Data entries:
☆ ☆ ☆ ☆ ☆

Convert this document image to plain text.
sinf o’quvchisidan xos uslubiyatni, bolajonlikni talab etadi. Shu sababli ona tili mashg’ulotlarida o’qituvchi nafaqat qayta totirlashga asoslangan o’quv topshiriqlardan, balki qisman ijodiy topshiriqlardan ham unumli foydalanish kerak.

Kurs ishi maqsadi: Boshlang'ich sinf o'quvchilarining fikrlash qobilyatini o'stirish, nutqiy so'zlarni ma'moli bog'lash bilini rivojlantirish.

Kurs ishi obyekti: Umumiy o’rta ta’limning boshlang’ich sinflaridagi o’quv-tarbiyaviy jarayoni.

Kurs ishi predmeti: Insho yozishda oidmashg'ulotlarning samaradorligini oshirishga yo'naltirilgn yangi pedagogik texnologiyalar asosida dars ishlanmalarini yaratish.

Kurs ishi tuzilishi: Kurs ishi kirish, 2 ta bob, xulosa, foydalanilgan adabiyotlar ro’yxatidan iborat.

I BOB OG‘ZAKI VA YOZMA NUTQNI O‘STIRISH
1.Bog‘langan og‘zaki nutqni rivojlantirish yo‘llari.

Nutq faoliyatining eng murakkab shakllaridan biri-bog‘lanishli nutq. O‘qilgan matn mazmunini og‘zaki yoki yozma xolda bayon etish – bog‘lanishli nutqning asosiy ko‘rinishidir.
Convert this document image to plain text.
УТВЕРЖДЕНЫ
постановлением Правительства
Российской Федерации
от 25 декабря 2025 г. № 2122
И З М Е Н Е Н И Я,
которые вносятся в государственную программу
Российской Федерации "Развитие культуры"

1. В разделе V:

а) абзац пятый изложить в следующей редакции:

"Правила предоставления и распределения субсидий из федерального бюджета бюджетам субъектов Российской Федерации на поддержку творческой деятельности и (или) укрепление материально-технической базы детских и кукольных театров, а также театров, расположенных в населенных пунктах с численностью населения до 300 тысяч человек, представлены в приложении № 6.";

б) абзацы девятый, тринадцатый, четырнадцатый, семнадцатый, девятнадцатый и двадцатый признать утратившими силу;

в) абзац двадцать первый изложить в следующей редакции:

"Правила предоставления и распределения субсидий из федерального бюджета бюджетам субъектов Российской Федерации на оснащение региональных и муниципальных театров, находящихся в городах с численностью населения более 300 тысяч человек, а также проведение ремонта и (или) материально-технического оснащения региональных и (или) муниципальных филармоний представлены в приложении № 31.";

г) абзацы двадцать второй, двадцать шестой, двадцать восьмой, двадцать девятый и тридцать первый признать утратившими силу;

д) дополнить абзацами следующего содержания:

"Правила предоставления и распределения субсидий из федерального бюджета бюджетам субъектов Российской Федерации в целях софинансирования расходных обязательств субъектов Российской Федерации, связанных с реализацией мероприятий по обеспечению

☆ ☆ ☆ ☆ ☆

WHAT IS REQUIRED: Find every line above that contains the word "предоставления", and return each one.

FULL ANSWER:
"Правила предоставления и распределения субсидий из федерального бюджета бюджетам субъектов Российской Федерации на поддержку творческой деятельности и (или) укрепление материально-технической базы детских и кукольных театров, а также театров, расположенных в населенных пунктах с численностью населения до 300 тысяч человек, представлены в приложении № 6.";
"Правила предоставления и распределения субсидий из федерального бюджета бюджетам субъектов Российской Федерации на оснащение региональных и муниципальных театров, находящихся в городах с численностью населения более 300 тысяч человек, а также проведение ремонта и (или) материально-технического оснащения региональных и (или) муниципальных филармоний представлены в приложении № 31.";
"Правила предоставления и распределения субсидий из федерального бюджета бюджетам субъектов Российской Федерации в целях софинансирования расходных обязательств субъектов Российской Федерации, связанных с реализацией мероприятий по обеспечению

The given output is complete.